- _TASK DIRECTIONS_: Go through the lines below and copy each one that holds the string "cheten".

- _GIVEN ENTRIES_:
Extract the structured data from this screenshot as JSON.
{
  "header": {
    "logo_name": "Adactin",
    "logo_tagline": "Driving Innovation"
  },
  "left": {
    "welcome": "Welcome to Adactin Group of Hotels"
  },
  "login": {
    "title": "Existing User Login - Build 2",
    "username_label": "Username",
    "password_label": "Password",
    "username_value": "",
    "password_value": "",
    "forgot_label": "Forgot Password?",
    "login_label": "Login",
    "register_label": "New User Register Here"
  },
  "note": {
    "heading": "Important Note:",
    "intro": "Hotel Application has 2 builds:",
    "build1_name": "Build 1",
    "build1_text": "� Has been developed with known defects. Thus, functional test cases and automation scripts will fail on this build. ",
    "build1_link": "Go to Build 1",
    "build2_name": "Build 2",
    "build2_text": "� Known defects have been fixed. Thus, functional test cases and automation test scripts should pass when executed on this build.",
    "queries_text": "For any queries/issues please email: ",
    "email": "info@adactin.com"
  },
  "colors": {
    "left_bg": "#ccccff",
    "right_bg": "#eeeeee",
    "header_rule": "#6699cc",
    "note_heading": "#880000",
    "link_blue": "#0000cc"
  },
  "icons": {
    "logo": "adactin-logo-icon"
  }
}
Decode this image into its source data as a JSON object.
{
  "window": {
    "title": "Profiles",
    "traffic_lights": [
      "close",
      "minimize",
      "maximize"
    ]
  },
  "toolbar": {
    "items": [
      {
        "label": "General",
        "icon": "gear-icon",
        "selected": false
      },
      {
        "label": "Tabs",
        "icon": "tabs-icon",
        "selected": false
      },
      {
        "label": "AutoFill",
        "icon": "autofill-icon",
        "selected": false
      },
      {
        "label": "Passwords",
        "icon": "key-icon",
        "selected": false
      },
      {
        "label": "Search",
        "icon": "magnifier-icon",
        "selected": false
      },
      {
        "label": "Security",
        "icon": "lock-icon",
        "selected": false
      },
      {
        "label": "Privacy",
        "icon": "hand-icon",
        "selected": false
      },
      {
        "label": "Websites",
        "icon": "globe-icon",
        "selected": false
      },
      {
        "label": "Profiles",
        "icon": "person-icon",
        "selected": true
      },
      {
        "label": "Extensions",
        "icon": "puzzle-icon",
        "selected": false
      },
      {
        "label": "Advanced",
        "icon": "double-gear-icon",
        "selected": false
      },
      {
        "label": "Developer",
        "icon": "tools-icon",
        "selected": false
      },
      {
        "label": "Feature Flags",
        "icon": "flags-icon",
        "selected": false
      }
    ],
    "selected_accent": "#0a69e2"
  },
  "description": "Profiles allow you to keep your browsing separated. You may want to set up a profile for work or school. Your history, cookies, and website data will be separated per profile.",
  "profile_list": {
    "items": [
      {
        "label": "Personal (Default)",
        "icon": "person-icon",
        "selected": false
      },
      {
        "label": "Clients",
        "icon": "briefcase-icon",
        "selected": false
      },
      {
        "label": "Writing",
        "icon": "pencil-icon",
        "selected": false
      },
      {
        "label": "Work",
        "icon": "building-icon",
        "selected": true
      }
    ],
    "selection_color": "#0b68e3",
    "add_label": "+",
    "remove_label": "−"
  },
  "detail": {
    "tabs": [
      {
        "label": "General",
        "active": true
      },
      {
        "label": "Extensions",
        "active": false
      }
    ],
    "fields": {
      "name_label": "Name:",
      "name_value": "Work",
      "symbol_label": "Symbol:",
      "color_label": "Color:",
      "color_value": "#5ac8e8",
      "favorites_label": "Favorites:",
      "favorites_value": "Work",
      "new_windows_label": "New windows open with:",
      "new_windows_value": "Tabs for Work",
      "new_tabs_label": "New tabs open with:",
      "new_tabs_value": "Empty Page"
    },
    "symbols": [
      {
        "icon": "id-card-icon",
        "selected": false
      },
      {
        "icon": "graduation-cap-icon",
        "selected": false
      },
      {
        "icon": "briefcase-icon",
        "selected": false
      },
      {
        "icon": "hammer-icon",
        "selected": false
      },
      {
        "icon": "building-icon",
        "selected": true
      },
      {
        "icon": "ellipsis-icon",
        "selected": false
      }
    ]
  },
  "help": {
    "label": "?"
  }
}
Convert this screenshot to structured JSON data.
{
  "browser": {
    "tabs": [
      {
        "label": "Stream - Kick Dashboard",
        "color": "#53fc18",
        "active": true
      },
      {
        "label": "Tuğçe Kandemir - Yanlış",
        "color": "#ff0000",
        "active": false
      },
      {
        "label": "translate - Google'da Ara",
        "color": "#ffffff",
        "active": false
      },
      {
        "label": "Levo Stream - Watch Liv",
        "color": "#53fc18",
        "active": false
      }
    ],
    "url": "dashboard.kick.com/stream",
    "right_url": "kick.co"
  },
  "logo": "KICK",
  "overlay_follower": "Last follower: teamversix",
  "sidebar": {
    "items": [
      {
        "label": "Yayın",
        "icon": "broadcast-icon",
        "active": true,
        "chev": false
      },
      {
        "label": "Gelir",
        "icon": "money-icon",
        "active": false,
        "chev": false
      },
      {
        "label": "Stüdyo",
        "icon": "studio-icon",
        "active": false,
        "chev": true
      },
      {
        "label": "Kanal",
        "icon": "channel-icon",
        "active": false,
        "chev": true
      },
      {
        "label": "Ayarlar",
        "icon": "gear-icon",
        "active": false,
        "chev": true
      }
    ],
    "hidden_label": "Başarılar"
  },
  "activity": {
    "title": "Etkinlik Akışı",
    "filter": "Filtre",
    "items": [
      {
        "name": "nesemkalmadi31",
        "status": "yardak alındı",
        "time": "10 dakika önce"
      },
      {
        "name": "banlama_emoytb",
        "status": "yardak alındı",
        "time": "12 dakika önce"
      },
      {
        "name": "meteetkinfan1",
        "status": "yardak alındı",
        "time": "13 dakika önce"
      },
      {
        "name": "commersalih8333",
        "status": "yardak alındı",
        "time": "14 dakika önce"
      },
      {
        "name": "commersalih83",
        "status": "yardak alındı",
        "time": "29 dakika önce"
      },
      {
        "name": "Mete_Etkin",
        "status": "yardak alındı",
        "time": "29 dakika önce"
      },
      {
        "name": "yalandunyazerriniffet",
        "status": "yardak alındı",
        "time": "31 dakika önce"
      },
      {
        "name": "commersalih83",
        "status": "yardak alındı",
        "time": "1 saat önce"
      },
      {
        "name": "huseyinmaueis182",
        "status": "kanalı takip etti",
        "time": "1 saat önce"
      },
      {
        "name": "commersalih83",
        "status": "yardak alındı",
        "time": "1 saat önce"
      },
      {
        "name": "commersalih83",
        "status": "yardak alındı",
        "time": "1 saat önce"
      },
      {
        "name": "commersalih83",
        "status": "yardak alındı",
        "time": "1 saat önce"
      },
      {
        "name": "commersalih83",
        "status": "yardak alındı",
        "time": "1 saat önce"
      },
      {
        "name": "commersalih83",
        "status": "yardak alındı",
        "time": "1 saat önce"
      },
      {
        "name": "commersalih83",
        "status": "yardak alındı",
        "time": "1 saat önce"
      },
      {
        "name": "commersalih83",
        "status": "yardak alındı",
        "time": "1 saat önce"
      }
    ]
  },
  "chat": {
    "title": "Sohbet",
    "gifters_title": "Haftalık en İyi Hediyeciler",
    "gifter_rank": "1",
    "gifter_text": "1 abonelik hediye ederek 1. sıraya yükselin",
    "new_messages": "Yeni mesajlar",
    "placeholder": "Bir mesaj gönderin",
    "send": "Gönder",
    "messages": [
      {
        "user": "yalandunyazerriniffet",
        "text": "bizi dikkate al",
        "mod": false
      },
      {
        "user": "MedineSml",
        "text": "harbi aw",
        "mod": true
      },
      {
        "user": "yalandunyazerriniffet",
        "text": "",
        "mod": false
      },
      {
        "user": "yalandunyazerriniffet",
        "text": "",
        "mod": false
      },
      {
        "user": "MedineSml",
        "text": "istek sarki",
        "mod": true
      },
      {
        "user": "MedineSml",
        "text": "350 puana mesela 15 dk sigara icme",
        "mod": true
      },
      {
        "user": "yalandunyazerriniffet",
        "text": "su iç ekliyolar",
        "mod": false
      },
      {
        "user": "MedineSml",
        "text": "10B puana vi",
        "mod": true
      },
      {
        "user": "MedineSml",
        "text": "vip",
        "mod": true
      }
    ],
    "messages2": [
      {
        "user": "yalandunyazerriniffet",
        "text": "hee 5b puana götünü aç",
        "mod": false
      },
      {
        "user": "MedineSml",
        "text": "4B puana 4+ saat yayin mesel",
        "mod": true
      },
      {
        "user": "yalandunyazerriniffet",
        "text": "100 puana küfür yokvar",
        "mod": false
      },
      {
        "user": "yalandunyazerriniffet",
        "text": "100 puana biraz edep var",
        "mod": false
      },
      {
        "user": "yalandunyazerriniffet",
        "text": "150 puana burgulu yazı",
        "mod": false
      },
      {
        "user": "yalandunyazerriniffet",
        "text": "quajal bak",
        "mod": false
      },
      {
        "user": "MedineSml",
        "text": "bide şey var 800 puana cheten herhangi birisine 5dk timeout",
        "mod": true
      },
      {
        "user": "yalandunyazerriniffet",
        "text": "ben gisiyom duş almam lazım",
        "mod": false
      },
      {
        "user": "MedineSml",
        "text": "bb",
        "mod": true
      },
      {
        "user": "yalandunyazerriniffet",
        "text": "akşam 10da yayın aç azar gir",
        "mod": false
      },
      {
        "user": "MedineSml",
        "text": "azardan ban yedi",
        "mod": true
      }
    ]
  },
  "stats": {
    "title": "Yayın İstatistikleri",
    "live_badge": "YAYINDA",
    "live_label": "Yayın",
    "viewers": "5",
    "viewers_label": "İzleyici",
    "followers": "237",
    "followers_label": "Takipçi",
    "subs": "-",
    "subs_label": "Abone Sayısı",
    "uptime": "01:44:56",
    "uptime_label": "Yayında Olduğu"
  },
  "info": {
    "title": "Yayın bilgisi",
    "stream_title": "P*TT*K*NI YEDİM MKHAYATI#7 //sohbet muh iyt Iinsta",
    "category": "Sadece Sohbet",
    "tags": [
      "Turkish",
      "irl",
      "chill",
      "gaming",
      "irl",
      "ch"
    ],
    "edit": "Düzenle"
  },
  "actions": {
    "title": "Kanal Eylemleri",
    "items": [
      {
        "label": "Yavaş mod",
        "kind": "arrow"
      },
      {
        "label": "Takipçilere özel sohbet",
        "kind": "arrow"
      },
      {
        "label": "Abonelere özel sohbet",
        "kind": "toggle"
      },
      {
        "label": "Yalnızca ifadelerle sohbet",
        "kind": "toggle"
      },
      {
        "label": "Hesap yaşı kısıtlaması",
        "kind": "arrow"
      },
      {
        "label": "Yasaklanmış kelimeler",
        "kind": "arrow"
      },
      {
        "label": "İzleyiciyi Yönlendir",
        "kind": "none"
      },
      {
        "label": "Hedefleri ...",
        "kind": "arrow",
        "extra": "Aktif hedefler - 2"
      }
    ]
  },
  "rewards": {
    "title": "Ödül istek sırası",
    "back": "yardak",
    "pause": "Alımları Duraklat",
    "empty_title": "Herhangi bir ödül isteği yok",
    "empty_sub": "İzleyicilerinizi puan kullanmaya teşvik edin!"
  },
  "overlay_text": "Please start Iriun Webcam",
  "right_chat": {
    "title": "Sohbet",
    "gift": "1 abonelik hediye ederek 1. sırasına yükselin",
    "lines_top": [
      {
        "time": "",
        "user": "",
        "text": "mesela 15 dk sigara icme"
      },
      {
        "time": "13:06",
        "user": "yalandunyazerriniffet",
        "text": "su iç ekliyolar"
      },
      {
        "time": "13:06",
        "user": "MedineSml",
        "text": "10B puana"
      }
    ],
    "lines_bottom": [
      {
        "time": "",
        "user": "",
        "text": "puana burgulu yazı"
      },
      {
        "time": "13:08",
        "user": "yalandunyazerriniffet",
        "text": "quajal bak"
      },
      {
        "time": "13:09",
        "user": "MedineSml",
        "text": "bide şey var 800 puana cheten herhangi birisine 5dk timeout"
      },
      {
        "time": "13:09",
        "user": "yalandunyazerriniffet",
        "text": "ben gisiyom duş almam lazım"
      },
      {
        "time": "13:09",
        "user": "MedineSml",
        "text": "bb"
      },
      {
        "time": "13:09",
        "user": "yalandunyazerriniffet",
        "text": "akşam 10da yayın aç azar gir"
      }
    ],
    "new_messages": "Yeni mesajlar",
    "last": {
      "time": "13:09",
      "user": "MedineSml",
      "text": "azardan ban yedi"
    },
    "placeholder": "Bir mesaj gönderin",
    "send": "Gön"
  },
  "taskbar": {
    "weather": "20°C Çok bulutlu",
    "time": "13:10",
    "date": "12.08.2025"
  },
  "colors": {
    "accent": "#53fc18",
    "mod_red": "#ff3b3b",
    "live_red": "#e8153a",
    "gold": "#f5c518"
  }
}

- _WRITTEN SOLUTION_:
        "text": "bide şey var 800 puana cheten herhangi birisine 5dk timeout",
        "text": "bide şey var 800 puana cheten herhangi birisine 5dk timeout"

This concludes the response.